## Task requirements
Repeat each entry exactly and drop the pictures.

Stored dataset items
>> start

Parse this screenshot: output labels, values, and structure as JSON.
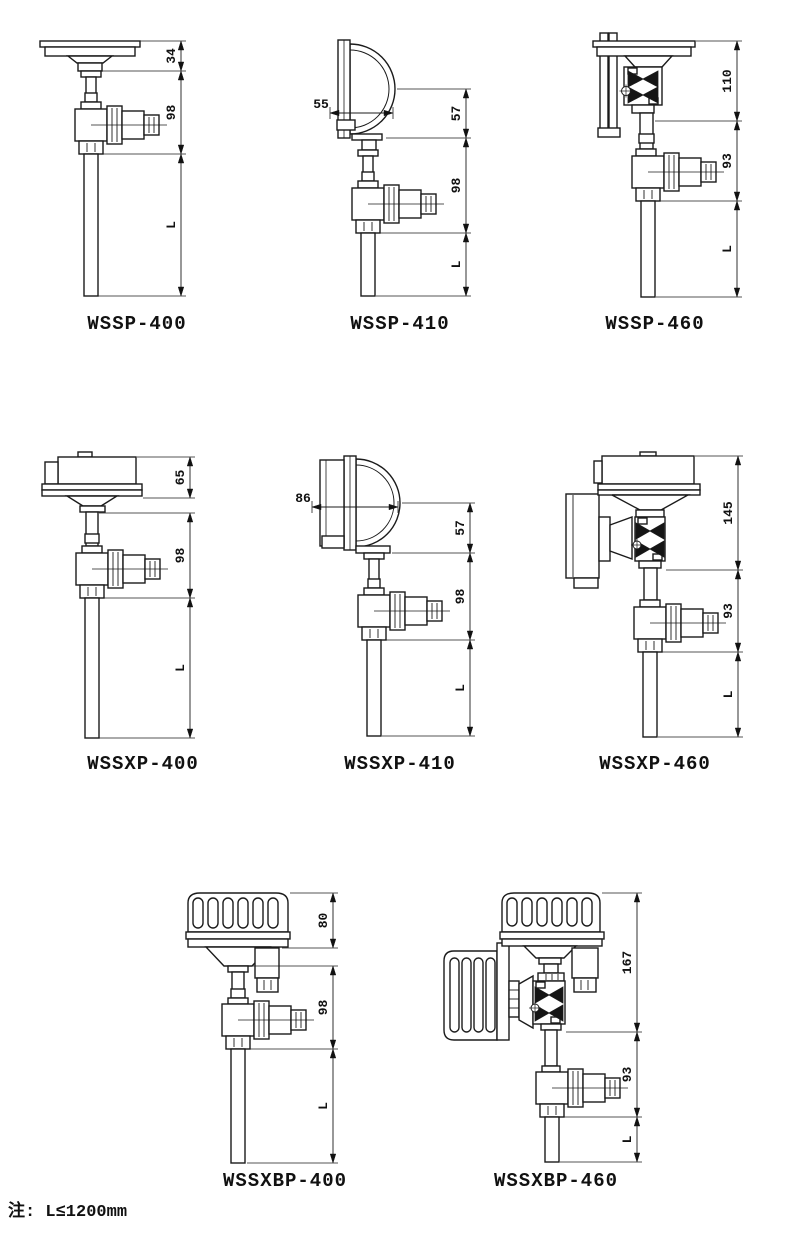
{
  "note": "注: L≤1200mm",
  "colors": {
    "line": "#1b1b1b",
    "background": "#ffffff"
  },
  "figures": [
    {
      "id": "wssp-400",
      "label": "WSSP-400",
      "segments": [
        "34",
        "98",
        "L"
      ]
    },
    {
      "id": "wssp-410",
      "label": "WSSP-410",
      "segments": [
        "57",
        "98",
        "L"
      ],
      "depth": "55"
    },
    {
      "id": "wssp-460",
      "label": "WSSP-460",
      "segments": [
        "110",
        "93",
        "L"
      ]
    },
    {
      "id": "wssxp-400",
      "label": "WSSXP-400",
      "segments": [
        "65",
        "98",
        "L"
      ]
    },
    {
      "id": "wssxp-410",
      "label": "WSSXP-410",
      "segments": [
        "57",
        "98",
        "L"
      ],
      "depth": "86"
    },
    {
      "id": "wssxp-460",
      "label": "WSSXP-460",
      "segments": [
        "145",
        "93",
        "L"
      ]
    },
    {
      "id": "wssxbp-400",
      "label": "WSSXBP-400",
      "segments": [
        "80",
        "98",
        "L"
      ]
    },
    {
      "id": "wssxbp-460",
      "label": "WSSXBP-460",
      "segments": [
        "167",
        "93",
        "L"
      ]
    }
  ]
}
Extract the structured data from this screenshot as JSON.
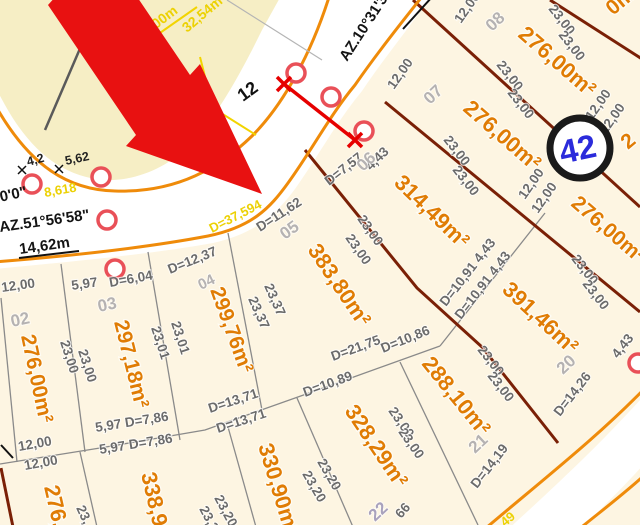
{
  "block": {
    "badge": "42"
  },
  "street_labels": {
    "azimuth_upper": "AZ.10°31'3",
    "azimuth_left_partial": "°0'0\"",
    "azimuth_left": "AZ.51°56'58\"",
    "width_left": "14,62m",
    "width_marker": "12",
    "curve_small": "8,618",
    "curve_main": "D=37,594",
    "arc_length": "32,54m",
    "radius": "R=45,00m",
    "tick_a": "4,2",
    "tick_b": "5,62",
    "bottom_partial": "49"
  },
  "lot_numbers": [
    "02",
    "03",
    "04",
    "05",
    "06",
    "07",
    "08",
    "20",
    "21",
    "22"
  ],
  "areas": [
    "276,00m²",
    "297,18m²",
    "299,76m²",
    "383,80m²",
    "314,49m²",
    "276,00m²",
    "276,00m²",
    "276,00m²",
    "391,46m²",
    "288,10m²",
    "328,29m²",
    "330,90m²",
    "338,9",
    "276,",
    "0m",
    "2"
  ],
  "dims": [
    "12,00",
    "5,97",
    "D=6,04",
    "D=12,37",
    "D=11,62",
    "D=7,57",
    "4,43",
    "12,00",
    "12,00",
    "23,00",
    "23,00",
    "23,01",
    "23,01",
    "23,37",
    "23,37",
    "23,00",
    "23,00",
    "23,00",
    "23,00",
    "23,00",
    "23,00",
    "23,00",
    "23,00",
    "12,00",
    "12,00",
    "12,00",
    "12,00",
    "23,00",
    "23,00",
    "D=10,91 4,43",
    "D=10,91 4,43",
    "23,00",
    "23,00",
    "D=14,26",
    "D=14,19",
    "4,43",
    "23,00",
    "23,00",
    "23,20",
    "23,20",
    "23,20",
    "23,20",
    "23,",
    "5,97 D=7,86",
    "5,97 D=7,86",
    "12,00",
    "12,00",
    "D=13,71",
    "D=13,71",
    "D=10,89",
    "D=21,75",
    "D=10,86",
    "66"
  ],
  "colors": {
    "curb_orange": "#ef8b0a",
    "maroon": "#7a2006",
    "arrow_red": "#e81111",
    "survey_ring": "#e95058",
    "label_yellow": "#ecd104",
    "dim_gray": "#6b6b6b",
    "lot_number_gray": "#b5b2b2",
    "area_orange": "#e07c04",
    "badge_blue": "#2b2bdb",
    "block_cream": "#fdf5e2",
    "block_yellow": "#f6eec5"
  }
}
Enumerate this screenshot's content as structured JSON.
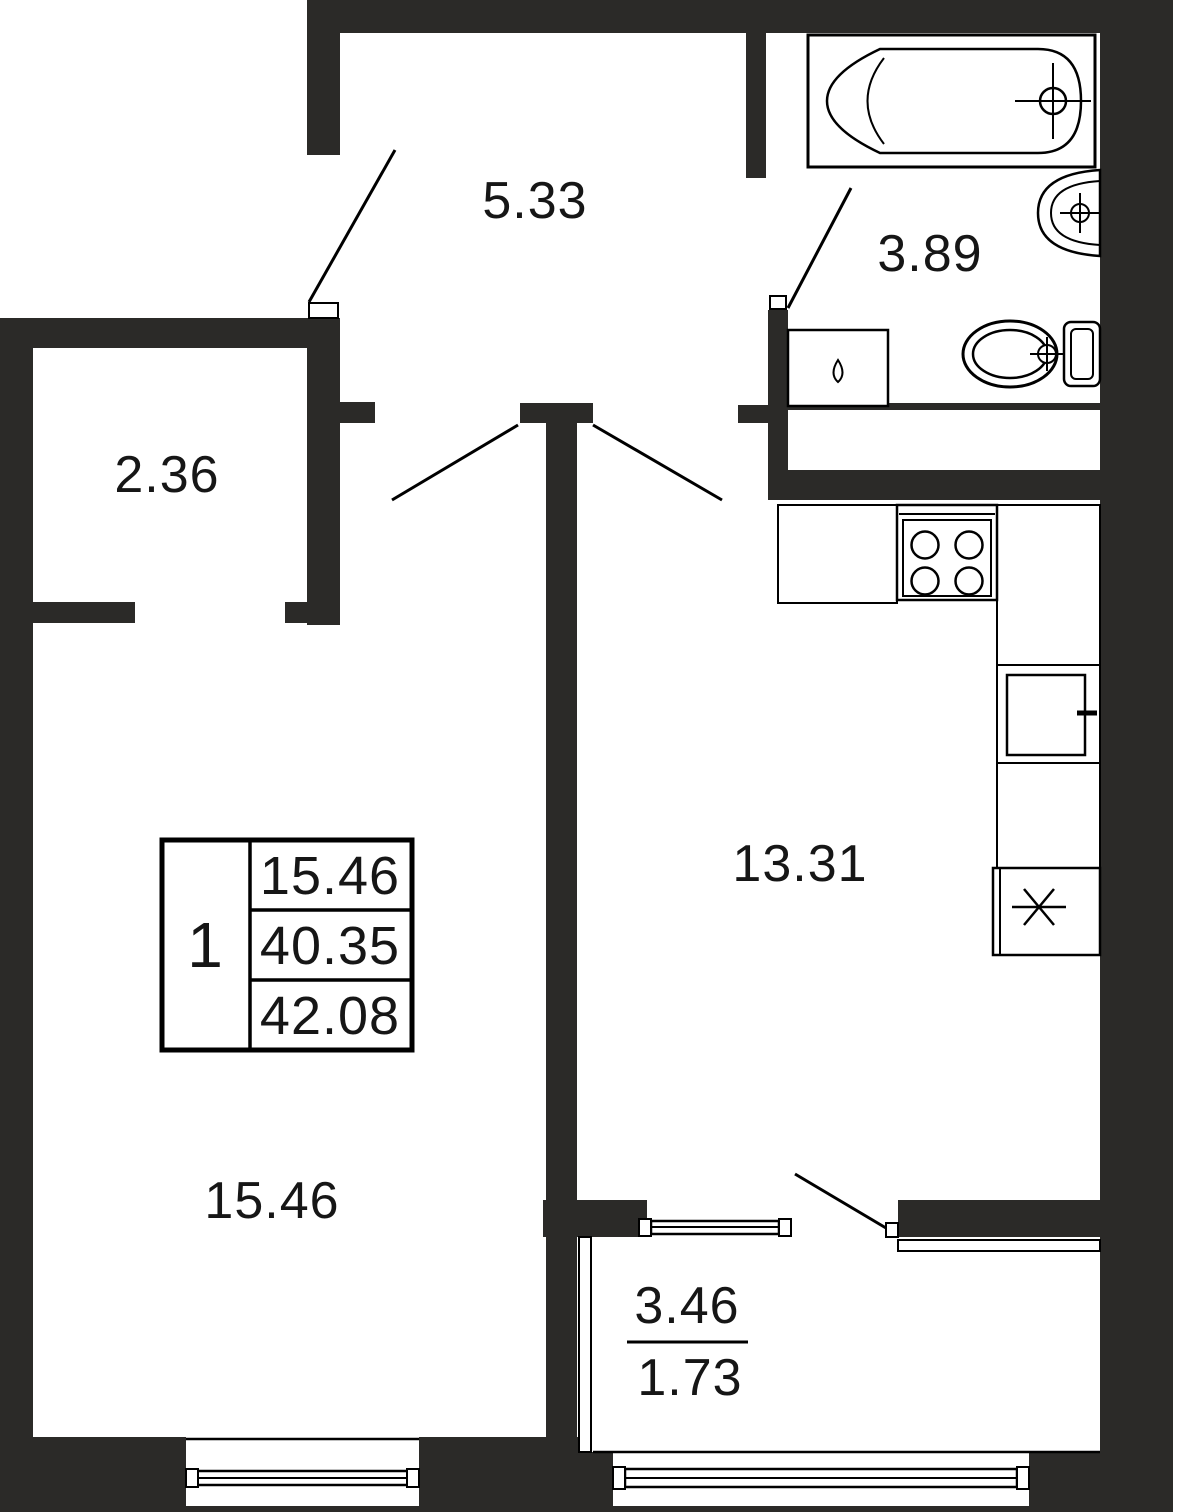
{
  "plan": {
    "type": "apartment-floor-plan",
    "colors": {
      "wall": "#2b2a28",
      "line": "#000000",
      "background": "#ffffff",
      "text": "#161616"
    },
    "rooms": {
      "hallway": {
        "area": "5.33"
      },
      "closet": {
        "area": "2.36"
      },
      "bathroom": {
        "area": "3.89"
      },
      "kitchen": {
        "area": "13.31"
      },
      "living_room": {
        "area": "15.46"
      },
      "balcony": {
        "area_total": "3.46",
        "area_counted": "1.73"
      }
    },
    "info_table": {
      "rooms_count": "1",
      "living_area": "15.46",
      "area_without_balcony": "40.35",
      "total_area": "42.08"
    },
    "fixtures": [
      "bathtub",
      "washbasin",
      "toilet",
      "washing-machine",
      "stove",
      "kitchen-counter",
      "kitchen-sink",
      "refrigerator"
    ]
  }
}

>> end

## Final result
Parse this screenshot: output labels, values, and structure as JSON.
{
  "note": "注: L≤1200mm",
  "colors": {
    "line": "#1b1b1b",
    "background": "#ffffff"
  },
  "figures": [
    {
      "id": "wssp-400",
      "label": "WSSP-400",
      "segments": [
        "34",
        "98",
        "L"
      ]
    },
    {
      "id": "wssp-410",
      "label": "WSSP-410",
      "segments": [
        "57",
        "98",
        "L"
      ],
      "depth": "55"
    },
    {
      "id": "wssp-460",
      "label": "WSSP-460",
      "segments": [
        "110",
        "93",
        "L"
      ]
    },
    {
      "id": "wssxp-400",
      "label": "WSSXP-400",
      "segments": [
        "65",
        "98",
        "L"
      ]
    },
    {
      "id": "wssxp-410",
      "label": "WSSXP-410",
      "segments": [
        "57",
        "98",
        "L"
      ],
      "depth": "86"
    },
    {
      "id": "wssxp-460",
      "label": "WSSXP-460",
      "segments": [
        "145",
        "93",
        "L"
      ]
    },
    {
      "id": "wssxbp-400",
      "label": "WSSXBP-400",
      "segments": [
        "80",
        "98",
        "L"
      ]
    },
    {
      "id": "wssxbp-460",
      "label": "WSSXBP-460",
      "segments": [
        "167",
        "93",
        "L"
      ]
    }
  ]
}
Extract the structured data from this screenshot as JSON.
{
  "block": {
    "badge": "42"
  },
  "street_labels": {
    "azimuth_upper": "AZ.10°31'3",
    "azimuth_left_partial": "°0'0\"",
    "azimuth_left": "AZ.51°56'58\"",
    "width_left": "14,62m",
    "width_marker": "12",
    "curve_small": "8,618",
    "curve_main": "D=37,594",
    "arc_length": "32,54m",
    "radius": "R=45,00m",
    "tick_a": "4,2",
    "tick_b": "5,62",
    "bottom_partial": "49"
  },
  "lot_numbers": [
    "02",
    "03",
    "04",
    "05",
    "06",
    "07",
    "08",
    "20",
    "21",
    "22"
  ],
  "areas": [
    "276,00m²",
    "297,18m²",
    "299,76m²",
    "383,80m²",
    "314,49m²",
    "276,00m²",
    "276,00m²",
    "276,00m²",
    "391,46m²",
    "288,10m²",
    "328,29m²",
    "330,90m²",
    "338,9",
    "276,",
    "0m",
    "2"
  ],
  "dims": [
    "12,00",
    "5,97",
    "D=6,04",
    "D=12,37",
    "D=11,62",
    "D=7,57",
    "4,43",
    "12,00",
    "12,00",
    "23,00",
    "23,00",
    "23,01",
    "23,01",
    "23,37",
    "23,37",
    "23,00",
    "23,00",
    "23,00",
    "23,00",
    "23,00",
    "23,00",
    "23,00",
    "23,00",
    "12,00",
    "12,00",
    "12,00",
    "12,00",
    "23,00",
    "23,00",
    "D=10,91 4,43",
    "D=10,91 4,43",
    "23,00",
    "23,00",
    "D=14,26",
    "D=14,19",
    "4,43",
    "23,00",
    "23,00",
    "23,20",
    "23,20",
    "23,20",
    "23,20",
    "23,",
    "5,97 D=7,86",
    "5,97 D=7,86",
    "12,00",
    "12,00",
    "D=13,71",
    "D=13,71",
    "D=10,89",
    "D=21,75",
    "D=10,86",
    "66"
  ],
  "colors": {
    "curb_orange": "#ef8b0a",
    "maroon": "#7a2006",
    "arrow_red": "#e81111",
    "survey_ring": "#e95058",
    "label_yellow": "#ecd104",
    "dim_gray": "#6b6b6b",
    "lot_number_gray": "#b5b2b2",
    "area_orange": "#e07c04",
    "badge_blue": "#2b2bdb",
    "block_cream": "#fdf5e2",
    "block_yellow": "#f6eec5"
  }
}
Enumerate this screenshot's content as structured JSON.
{
  "plan": {
    "type": "apartment-floor-plan",
    "colors": {
      "wall": "#2b2a28",
      "line": "#000000",
      "background": "#ffffff",
      "text": "#161616"
    },
    "rooms": {
      "hallway": {
        "area": "5.33"
      },
      "closet": {
        "area": "2.36"
      },
      "bathroom": {
        "area": "3.89"
      },
      "kitchen": {
        "area": "13.31"
      },
      "living_room": {
        "area": "15.46"
      },
      "balcony": {
        "area_total": "3.46",
        "area_counted": "1.73"
      }
    },
    "info_table": {
      "rooms_count": "1",
      "living_area": "15.46",
      "area_without_balcony": "40.35",
      "total_area": "42.08"
    },
    "fixtures": [
      "bathtub",
      "washbasin",
      "toilet",
      "washing-machine",
      "stove",
      "kitchen-counter",
      "kitchen-sink",
      "refrigerator"
    ]
  }
}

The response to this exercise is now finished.